> [THE DATA]
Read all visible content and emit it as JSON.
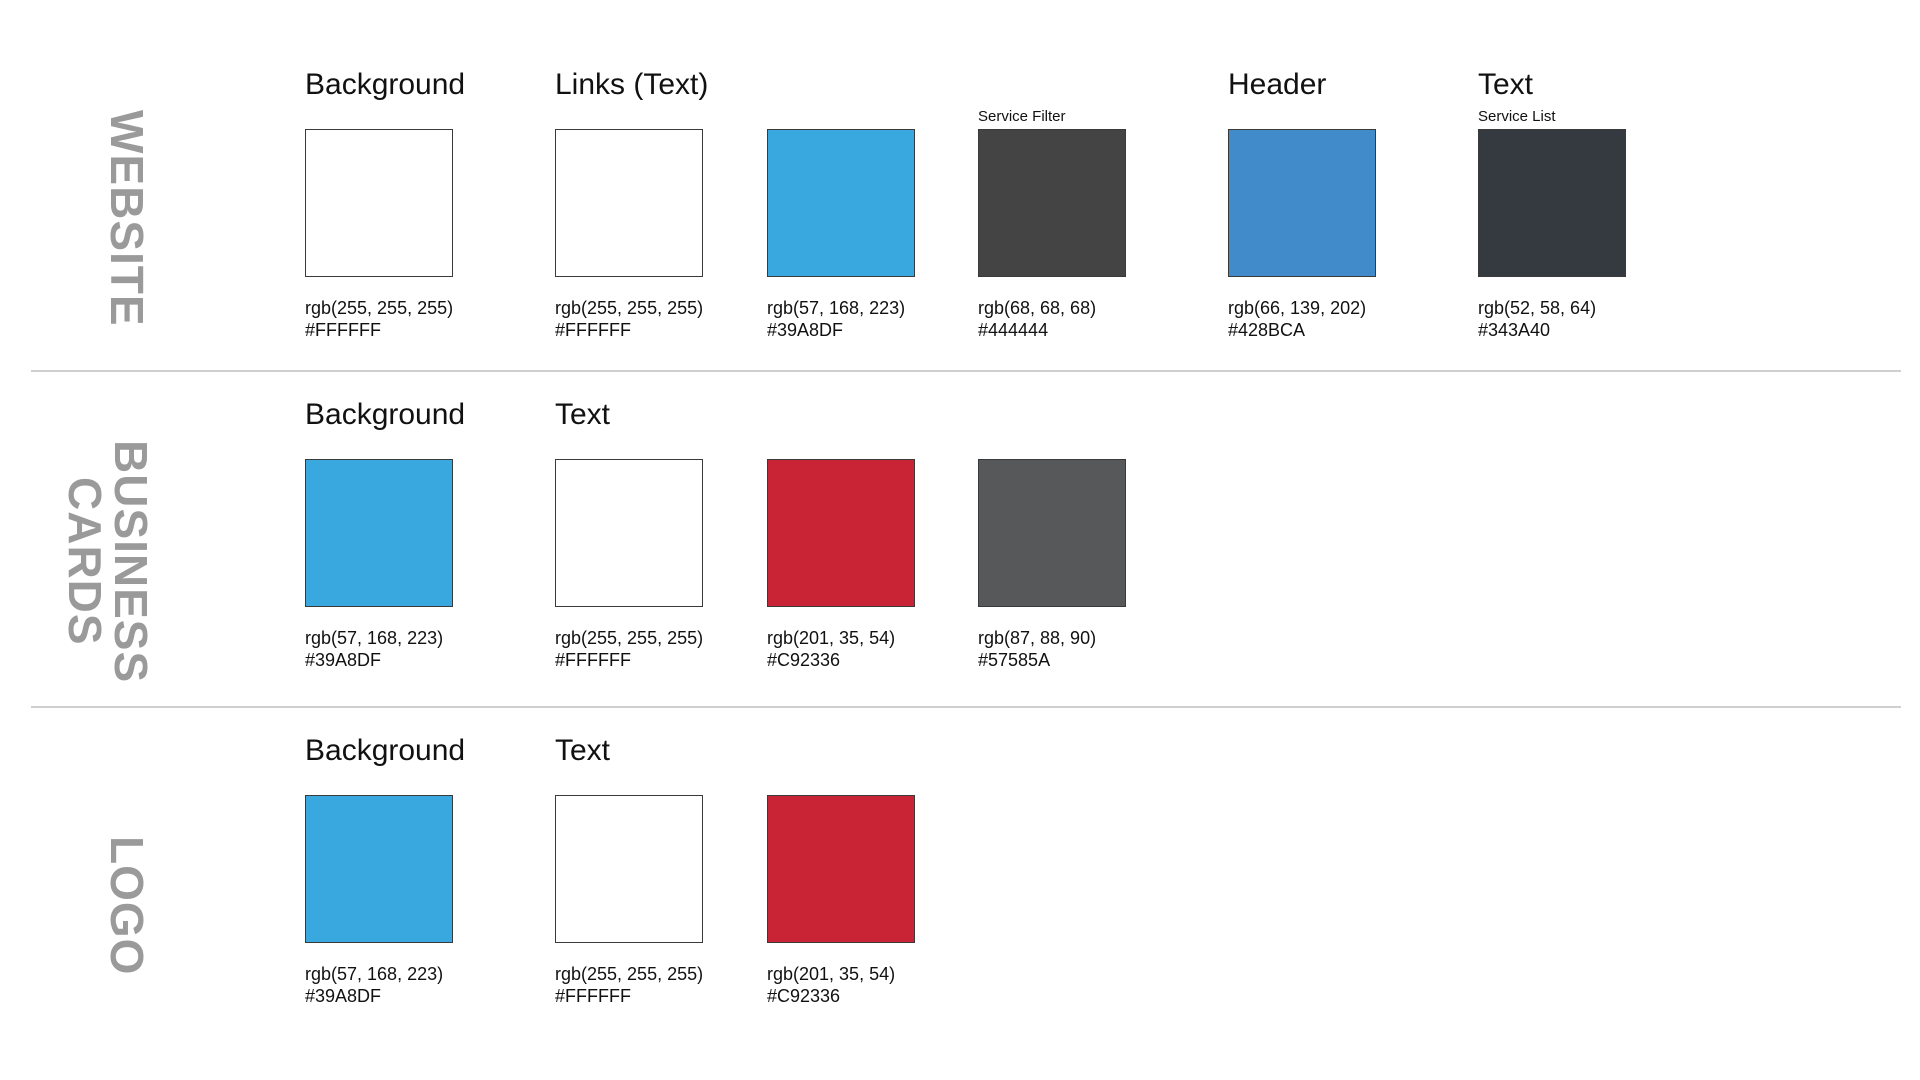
{
  "sections": [
    {
      "title": "WEBSITE",
      "headings": [
        "Background",
        "Links (Text)",
        "Header",
        "Text"
      ],
      "subheadings": [
        "Service Filter",
        "Service List"
      ],
      "swatches": [
        {
          "rgb": "rgb(255, 255, 255)",
          "hex": "#FFFFFF",
          "color": "#FFFFFF"
        },
        {
          "rgb": "rgb(255, 255, 255)",
          "hex": "#FFFFFF",
          "color": "#FFFFFF"
        },
        {
          "rgb": "rgb(57, 168, 223)",
          "hex": "#39A8DF",
          "color": "#39A8DF"
        },
        {
          "rgb": "rgb(68, 68, 68)",
          "hex": "#444444",
          "color": "#444444"
        },
        {
          "rgb": "rgb(66, 139, 202)",
          "hex": "#428BCA",
          "color": "#428BCA"
        },
        {
          "rgb": "rgb(52, 58, 64)",
          "hex": "#343A40",
          "color": "#343A40"
        }
      ]
    },
    {
      "title": "BUSINESS\nCARDS",
      "headings": [
        "Background",
        "Text"
      ],
      "subheadings": [],
      "swatches": [
        {
          "rgb": "rgb(57, 168, 223)",
          "hex": "#39A8DF",
          "color": "#39A8DF"
        },
        {
          "rgb": "rgb(255, 255, 255)",
          "hex": "#FFFFFF",
          "color": "#FFFFFF"
        },
        {
          "rgb": "rgb(201, 35, 54)",
          "hex": "#C92336",
          "color": "#C92336"
        },
        {
          "rgb": "rgb(87, 88, 90)",
          "hex": "#57585A",
          "color": "#57585A"
        }
      ]
    },
    {
      "title": "LOGO",
      "headings": [
        "Background",
        "Text"
      ],
      "subheadings": [],
      "swatches": [
        {
          "rgb": "rgb(57, 168, 223)",
          "hex": "#39A8DF",
          "color": "#39A8DF"
        },
        {
          "rgb": "rgb(255, 255, 255)",
          "hex": "#FFFFFF",
          "color": "#FFFFFF"
        },
        {
          "rgb": "rgb(201, 35, 54)",
          "hex": "#C92336",
          "color": "#C92336"
        }
      ]
    }
  ]
}
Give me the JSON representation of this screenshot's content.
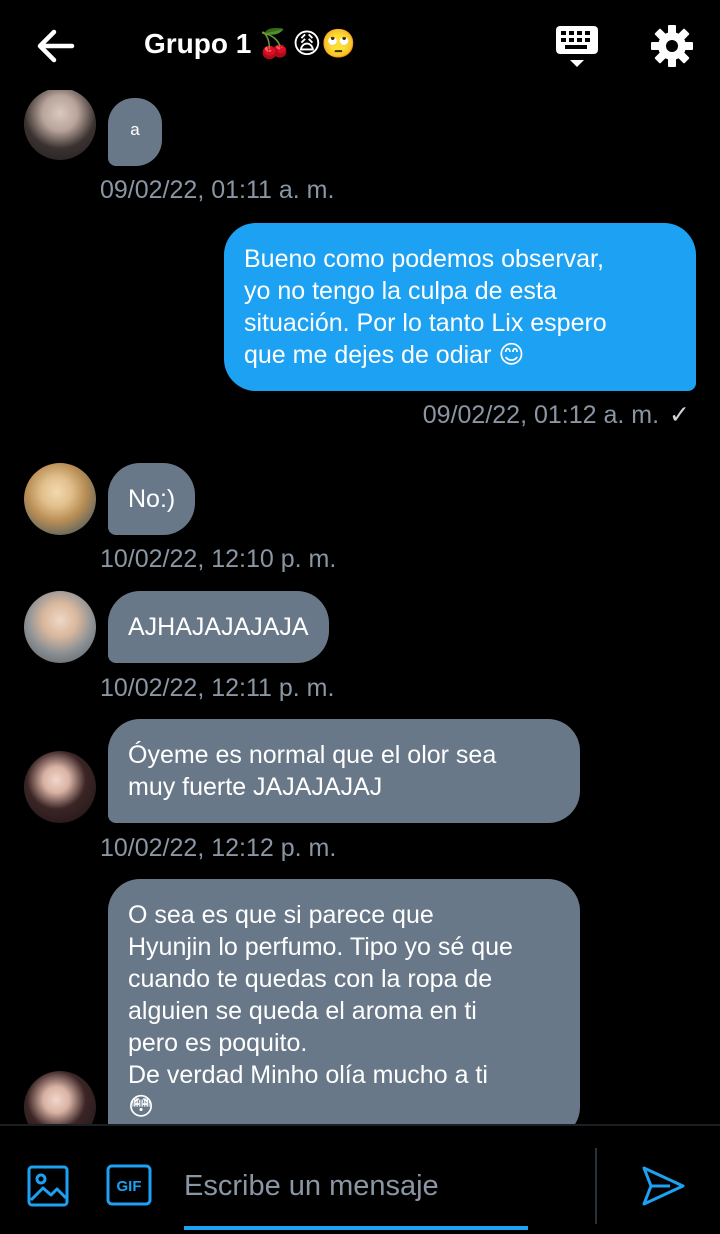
{
  "header": {
    "title": "Grupo 1",
    "title_emojis": "🍒😩🙄",
    "back_icon": "arrow-left-icon",
    "keyboard_icon": "keyboard-icon",
    "settings_icon": "gear-icon"
  },
  "messages": [
    {
      "direction": "in",
      "text": "a",
      "timestamp": "09/02/22, 01:11 a. m."
    },
    {
      "direction": "out",
      "text": "Bueno como podemos observar,\nyo no tengo la culpa de esta\nsituación. Por lo tanto Lix espero\nque me dejes de odiar 😊",
      "timestamp": "09/02/22, 01:12 a. m.",
      "status": "✓"
    },
    {
      "direction": "in",
      "text": "No:)",
      "timestamp": "10/02/22, 12:10 p. m."
    },
    {
      "direction": "in",
      "text": "AJHAJAJAJAJA",
      "timestamp": "10/02/22, 12:11 p. m."
    },
    {
      "direction": "in",
      "text": "Óyeme es normal que el olor sea\nmuy fuerte JAJAJAJAJ",
      "timestamp": "10/02/22, 12:12 p. m."
    },
    {
      "direction": "in",
      "text": "O sea es que si parece que\nHyunjin lo perfumo. Tipo yo sé que\ncuando te quedas con la ropa de\nalguien se queda el aroma en ti\npero es poquito.\nDe verdad Minho olía mucho a ti\n😳"
    }
  ],
  "composer": {
    "placeholder": "Escribe un mensaje",
    "image_icon": "image-icon",
    "gif_label": "GIF",
    "send_icon": "send-icon"
  },
  "colors": {
    "background": "#000000",
    "incoming_bubble": "#687888",
    "outgoing_bubble": "#1da1f2",
    "timestamp": "#8a96a3",
    "accent": "#1da1f2"
  }
}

> [WHAT TO WORK ON] Select all lines in the listing above where the word "content" appears, and show them.

> [WRITTEN RESPONSE]
Read all visible content and emit it as JSON.
Give me the JSON representation of this screenshot's content.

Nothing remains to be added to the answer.